**** Supplied data

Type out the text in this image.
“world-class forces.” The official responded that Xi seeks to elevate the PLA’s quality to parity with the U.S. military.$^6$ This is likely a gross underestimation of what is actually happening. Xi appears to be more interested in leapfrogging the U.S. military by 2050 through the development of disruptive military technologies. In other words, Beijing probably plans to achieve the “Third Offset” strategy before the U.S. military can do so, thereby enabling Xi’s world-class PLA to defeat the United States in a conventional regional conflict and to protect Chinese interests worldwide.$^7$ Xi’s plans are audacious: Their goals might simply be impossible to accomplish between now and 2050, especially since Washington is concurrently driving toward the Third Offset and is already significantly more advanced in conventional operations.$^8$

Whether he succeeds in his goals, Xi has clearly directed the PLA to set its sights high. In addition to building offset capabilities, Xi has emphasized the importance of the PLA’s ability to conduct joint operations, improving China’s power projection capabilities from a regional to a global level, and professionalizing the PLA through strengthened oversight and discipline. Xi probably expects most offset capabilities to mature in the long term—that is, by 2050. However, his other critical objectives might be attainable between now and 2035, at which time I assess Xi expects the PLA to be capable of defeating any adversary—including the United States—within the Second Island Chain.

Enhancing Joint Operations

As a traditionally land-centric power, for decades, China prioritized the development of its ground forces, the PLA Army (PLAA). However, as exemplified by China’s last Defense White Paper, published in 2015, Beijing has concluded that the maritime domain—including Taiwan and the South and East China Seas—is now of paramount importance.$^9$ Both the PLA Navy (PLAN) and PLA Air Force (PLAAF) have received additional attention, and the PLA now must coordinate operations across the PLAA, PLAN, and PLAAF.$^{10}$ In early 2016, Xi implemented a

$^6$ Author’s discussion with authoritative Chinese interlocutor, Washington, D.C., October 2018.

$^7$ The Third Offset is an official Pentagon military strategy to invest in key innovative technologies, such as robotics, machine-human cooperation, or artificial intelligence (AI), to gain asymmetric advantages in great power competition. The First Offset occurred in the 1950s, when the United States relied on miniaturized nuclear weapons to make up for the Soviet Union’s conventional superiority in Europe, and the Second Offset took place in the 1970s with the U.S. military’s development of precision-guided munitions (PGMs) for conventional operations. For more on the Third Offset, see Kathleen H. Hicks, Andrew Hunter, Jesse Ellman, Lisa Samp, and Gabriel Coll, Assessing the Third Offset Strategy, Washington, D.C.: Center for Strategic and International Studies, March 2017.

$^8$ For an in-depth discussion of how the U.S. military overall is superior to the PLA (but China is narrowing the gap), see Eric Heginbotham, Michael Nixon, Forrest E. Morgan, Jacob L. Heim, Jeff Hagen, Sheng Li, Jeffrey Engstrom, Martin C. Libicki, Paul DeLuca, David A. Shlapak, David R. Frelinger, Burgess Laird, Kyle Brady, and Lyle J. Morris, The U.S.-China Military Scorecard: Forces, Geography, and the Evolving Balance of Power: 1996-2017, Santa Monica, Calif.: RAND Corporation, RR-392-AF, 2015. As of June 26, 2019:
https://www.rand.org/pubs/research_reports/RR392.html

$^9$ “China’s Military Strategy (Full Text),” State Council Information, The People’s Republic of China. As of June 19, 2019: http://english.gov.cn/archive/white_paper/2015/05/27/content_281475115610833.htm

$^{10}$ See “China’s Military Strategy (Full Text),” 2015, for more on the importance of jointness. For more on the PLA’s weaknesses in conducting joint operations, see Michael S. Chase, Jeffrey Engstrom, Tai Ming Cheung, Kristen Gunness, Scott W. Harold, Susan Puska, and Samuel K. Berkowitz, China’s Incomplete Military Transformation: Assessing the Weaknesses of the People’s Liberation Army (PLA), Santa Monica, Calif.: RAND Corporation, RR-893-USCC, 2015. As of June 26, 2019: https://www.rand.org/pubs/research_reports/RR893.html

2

********

Set exercise:
Write down every line of the data exactly as it appears above.

Response:
Type out the text in this image.
“world-class forces.” The official responded that Xi seeks to elevate the PLA’s quality to parity with the U.S. military.$^6$ This is likely a gross underestimation of what is actually happening. Xi appears to be more interested in leapfrogging the U.S. military by 2050 through the development of disruptive military technologies. In other words, Beijing probably plans to achieve the “Third Offset” strategy before the U.S. military can do so, thereby enabling Xi’s world-class PLA to defeat the United States in a conventional regional conflict and to protect Chinese interests worldwide.$^7$ Xi’s plans are audacious: Their goals might simply be impossible to accomplish between now and 2050, especially since Washington is concurrently driving toward the Third Offset and is already significantly more advanced in conventional operations.$^8$

Whether he succeeds in his goals, Xi has clearly directed the PLA to set its sights high. In addition to building offset capabilities, Xi has emphasized the importance of the PLA’s ability to conduct joint operations, improving China’s power projection capabilities from a regional to a global level, and professionalizing the PLA through strengthened oversight and discipline. Xi probably expects most offset capabilities to mature in the long term—that is, by 2050. However, his other critical objectives might be attainable between now and 2035, at which time I assess Xi expects the PLA to be capable of defeating any adversary—including the United States—within the Second Island Chain.

Enhancing Joint Operations

As a traditionally land-centric power, for decades, China prioritized the development of its ground forces, the PLA Army (PLAA). However, as exemplified by China’s last Defense White Paper, published in 2015, Beijing has concluded that the maritime domain—including Taiwan and the South and East China Seas—is now of paramount importance.$^9$ Both the PLA Navy (PLAN) and PLA Air Force (PLAAF) have received additional attention, and the PLA now must coordinate operations across the PLAA, PLAN, and PLAAF.$^{10}$ In early 2016, Xi implemented a

$^6$ Author’s discussion with authoritative Chinese interlocutor, Washington, D.C., October 2018.

$^7$ The Third Offset is an official Pentagon military strategy to invest in key innovative technologies, such as robotics, machine-human cooperation, or artificial intelligence (AI), to gain asymmetric advantages in great power competition. The First Offset occurred in the 1950s, when the United States relied on miniaturized nuclear weapons to make up for the Soviet Union’s conventional superiority in Europe, and the Second Offset took place in the 1970s with the U.S. military’s development of precision-guided munitions (PGMs) for conventional operations. For more on the Third Offset, see Kathleen H. Hicks, Andrew Hunter, Jesse Ellman, Lisa Samp, and Gabriel Coll, Assessing the Third Offset Strategy, Washington, D.C.: Center for Strategic and International Studies, March 2017.

$^8$ For an in-depth discussion of how the U.S. military overall is superior to the PLA (but China is narrowing the gap), see Eric Heginbotham, Michael Nixon, Forrest E. Morgan, Jacob L. Heim, Jeff Hagen, Sheng Li, Jeffrey Engstrom, Martin C. Libicki, Paul DeLuca, David A. Shlapak, David R. Frelinger, Burgess Laird, Kyle Brady, and Lyle J. Morris, The U.S.-China Military Scorecard: Forces, Geography, and the Evolving Balance of Power: 1996-2017, Santa Monica, Calif.: RAND Corporation, RR-392-AF, 2015. As of June 26, 2019:
https://www.rand.org/pubs/research_reports/RR392.html

$^9$ “China’s Military Strategy (Full Text),” State Council Information, The People’s Republic of China. As of June 19, 2019: http://english.gov.cn/archive/white_paper/2015/05/27/content_281475115610833.htm

$^{10}$ See “China’s Military Strategy (Full Text),” 2015, for more on the importance of jointness. For more on the PLA’s weaknesses in conducting joint operations, see Michael S. Chase, Jeffrey Engstrom, Tai Ming Cheung, Kristen Gunness, Scott W. Harold, Susan Puska, and Samuel K. Berkowitz, China’s Incomplete Military Transformation: Assessing the Weaknesses of the People’s Liberation Army (PLA), Santa Monica, Calif.: RAND Corporation, RR-893-USCC, 2015. As of June 26, 2019: https://www.rand.org/pubs/research_reports/RR893.html

2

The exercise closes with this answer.